Data items:
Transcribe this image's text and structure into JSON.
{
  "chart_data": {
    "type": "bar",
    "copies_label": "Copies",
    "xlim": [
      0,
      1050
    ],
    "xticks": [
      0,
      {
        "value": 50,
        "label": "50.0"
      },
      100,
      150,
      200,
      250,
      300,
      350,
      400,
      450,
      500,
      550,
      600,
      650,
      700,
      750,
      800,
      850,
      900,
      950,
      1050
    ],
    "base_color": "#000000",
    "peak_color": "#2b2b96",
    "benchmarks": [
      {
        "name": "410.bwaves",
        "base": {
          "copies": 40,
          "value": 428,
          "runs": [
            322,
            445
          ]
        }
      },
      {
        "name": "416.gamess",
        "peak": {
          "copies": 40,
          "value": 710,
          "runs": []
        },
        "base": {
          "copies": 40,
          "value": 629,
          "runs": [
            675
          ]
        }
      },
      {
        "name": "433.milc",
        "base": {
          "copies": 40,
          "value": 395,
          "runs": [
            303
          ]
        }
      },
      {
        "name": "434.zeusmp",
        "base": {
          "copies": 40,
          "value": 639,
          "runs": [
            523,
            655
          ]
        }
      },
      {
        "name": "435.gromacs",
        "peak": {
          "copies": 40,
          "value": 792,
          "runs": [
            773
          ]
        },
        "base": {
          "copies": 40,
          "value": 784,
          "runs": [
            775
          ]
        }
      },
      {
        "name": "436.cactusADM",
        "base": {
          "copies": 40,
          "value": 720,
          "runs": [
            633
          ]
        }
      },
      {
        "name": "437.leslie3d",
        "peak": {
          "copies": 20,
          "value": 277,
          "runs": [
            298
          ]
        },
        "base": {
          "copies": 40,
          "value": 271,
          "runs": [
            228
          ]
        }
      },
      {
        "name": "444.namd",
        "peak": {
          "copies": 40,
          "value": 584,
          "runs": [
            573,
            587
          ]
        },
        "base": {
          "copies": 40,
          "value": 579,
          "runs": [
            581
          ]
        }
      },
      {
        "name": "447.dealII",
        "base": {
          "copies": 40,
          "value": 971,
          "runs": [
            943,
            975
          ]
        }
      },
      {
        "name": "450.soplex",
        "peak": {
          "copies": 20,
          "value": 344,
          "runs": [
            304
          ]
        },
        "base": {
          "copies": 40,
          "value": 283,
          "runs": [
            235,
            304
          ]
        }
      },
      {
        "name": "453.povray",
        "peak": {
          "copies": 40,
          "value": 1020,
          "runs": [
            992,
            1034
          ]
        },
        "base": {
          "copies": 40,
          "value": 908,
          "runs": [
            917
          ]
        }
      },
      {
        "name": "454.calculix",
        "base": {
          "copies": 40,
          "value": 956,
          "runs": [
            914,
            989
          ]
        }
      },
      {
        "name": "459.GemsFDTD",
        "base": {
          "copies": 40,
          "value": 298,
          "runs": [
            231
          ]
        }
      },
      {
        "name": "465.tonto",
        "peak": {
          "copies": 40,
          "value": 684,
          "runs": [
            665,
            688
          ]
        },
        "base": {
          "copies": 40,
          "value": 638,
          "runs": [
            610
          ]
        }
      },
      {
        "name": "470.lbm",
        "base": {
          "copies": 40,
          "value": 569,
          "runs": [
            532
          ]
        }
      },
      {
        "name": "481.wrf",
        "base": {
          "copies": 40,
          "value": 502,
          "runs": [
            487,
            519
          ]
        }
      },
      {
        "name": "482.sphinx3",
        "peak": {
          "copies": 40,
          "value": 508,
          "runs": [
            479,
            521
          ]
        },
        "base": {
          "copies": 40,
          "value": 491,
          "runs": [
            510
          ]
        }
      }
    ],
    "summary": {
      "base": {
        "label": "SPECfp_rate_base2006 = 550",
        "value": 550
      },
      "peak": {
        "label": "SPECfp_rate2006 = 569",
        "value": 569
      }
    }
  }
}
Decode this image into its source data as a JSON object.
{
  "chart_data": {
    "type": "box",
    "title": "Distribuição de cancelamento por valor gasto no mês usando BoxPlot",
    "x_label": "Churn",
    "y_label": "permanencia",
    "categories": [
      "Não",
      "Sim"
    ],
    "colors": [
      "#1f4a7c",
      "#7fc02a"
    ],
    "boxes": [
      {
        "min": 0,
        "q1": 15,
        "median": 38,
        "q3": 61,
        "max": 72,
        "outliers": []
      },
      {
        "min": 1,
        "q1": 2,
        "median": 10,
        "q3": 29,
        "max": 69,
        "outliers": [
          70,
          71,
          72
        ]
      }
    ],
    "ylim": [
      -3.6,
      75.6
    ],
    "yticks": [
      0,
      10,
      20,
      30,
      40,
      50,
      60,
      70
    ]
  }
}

Exercise aim:
The entries above should be repeated exactly, every one of them.

Exercise result:
Transcribe this image's text and structure into JSON.
{
  "chart_data": {
    "type": "bar",
    "copies_label": "Copies",
    "xlim": [
      0,
      1050
    ],
    "xticks": [
      0,
      {
        "value": 50,
        "label": "50.0"
      },
      100,
      150,
      200,
      250,
      300,
      350,
      400,
      450,
      500,
      550,
      600,
      650,
      700,
      750,
      800,
      850,
      900,
      950,
      1050
    ],
    "base_color": "#000000",
    "peak_color": "#2b2b96",
    "benchmarks": [
      {
        "name": "410.bwaves",
        "base": {
          "copies": 40,
          "value": 428,
          "runs": [
            322,
            445
          ]
        }
      },
      {
        "name": "416.gamess",
        "peak": {
          "copies": 40,
          "value": 710,
          "runs": []
        },
        "base": {
          "copies": 40,
          "value": 629,
          "runs": [
            675
          ]
        }
      },
      {
        "name": "433.milc",
        "base": {
          "copies": 40,
          "value": 395,
          "runs": [
            303
          ]
        }
      },
      {
        "name": "434.zeusmp",
        "base": {
          "copies": 40,
          "value": 639,
          "runs": [
            523,
            655
          ]
        }
      },
      {
        "name": "435.gromacs",
        "peak": {
          "copies": 40,
          "value": 792,
          "runs": [
            773
          ]
        },
        "base": {
          "copies": 40,
          "value": 784,
          "runs": [
            775
          ]
        }
      },
      {
        "name": "436.cactusADM",
        "base": {
          "copies": 40,
          "value": 720,
          "runs": [
            633
          ]
        }
      },
      {
        "name": "437.leslie3d",
        "peak": {
          "copies": 20,
          "value": 277,
          "runs": [
            298
          ]
        },
        "base": {
          "copies": 40,
          "value": 271,
          "runs": [
            228
          ]
        }
      },
      {
        "name": "444.namd",
        "peak": {
          "copies": 40,
          "value": 584,
          "runs": [
            573,
            587
          ]
        },
        "base": {
          "copies": 40,
          "value": 579,
          "runs": [
            581
          ]
        }
      },
      {
        "name": "447.dealII",
        "base": {
          "copies": 40,
          "value": 971,
          "runs": [
            943,
            975
          ]
        }
      },
      {
        "name": "450.soplex",
        "peak": {
          "copies": 20,
          "value": 344,
          "runs": [
            304
          ]
        },
        "base": {
          "copies": 40,
          "value": 283,
          "runs": [
            235,
            304
          ]
        }
      },
      {
        "name": "453.povray",
        "peak": {
          "copies": 40,
          "value": 1020,
          "runs": [
            992,
            1034
          ]
        },
        "base": {
          "copies": 40,
          "value": 908,
          "runs": [
            917
          ]
        }
      },
      {
        "name": "454.calculix",
        "base": {
          "copies": 40,
          "value": 956,
          "runs": [
            914,
            989
          ]
        }
      },
      {
        "name": "459.GemsFDTD",
        "base": {
          "copies": 40,
          "value": 298,
          "runs": [
            231
          ]
        }
      },
      {
        "name": "465.tonto",
        "peak": {
          "copies": 40,
          "value": 684,
          "runs": [
            665,
            688
          ]
        },
        "base": {
          "copies": 40,
          "value": 638,
          "runs": [
            610
          ]
        }
      },
      {
        "name": "470.lbm",
        "base": {
          "copies": 40,
          "value": 569,
          "runs": [
            532
          ]
        }
      },
      {
        "name": "481.wrf",
        "base": {
          "copies": 40,
          "value": 502,
          "runs": [
            487,
            519
          ]
        }
      },
      {
        "name": "482.sphinx3",
        "peak": {
          "copies": 40,
          "value": 508,
          "runs": [
            479,
            521
          ]
        },
        "base": {
          "copies": 40,
          "value": 491,
          "runs": [
            510
          ]
        }
      }
    ],
    "summary": {
      "base": {
        "label": "SPECfp_rate_base2006 = 550",
        "value": 550
      },
      "peak": {
        "label": "SPECfp_rate2006 = 569",
        "value": 569
      }
    }
  }
}
Decode this image into its source data as a JSON object.
{
  "chart_data": {
    "type": "box",
    "title": "Distribuição de cancelamento por valor gasto no mês usando BoxPlot",
    "x_label": "Churn",
    "y_label": "permanencia",
    "categories": [
      "Não",
      "Sim"
    ],
    "colors": [
      "#1f4a7c",
      "#7fc02a"
    ],
    "boxes": [
      {
        "min": 0,
        "q1": 15,
        "median": 38,
        "q3": 61,
        "max": 72,
        "outliers": []
      },
      {
        "min": 1,
        "q1": 2,
        "median": 10,
        "q3": 29,
        "max": 69,
        "outliers": [
          70,
          71,
          72
        ]
      }
    ],
    "ylim": [
      -3.6,
      75.6
    ],
    "yticks": [
      0,
      10,
      20,
      30,
      40,
      50,
      60,
      70
    ]
  }
}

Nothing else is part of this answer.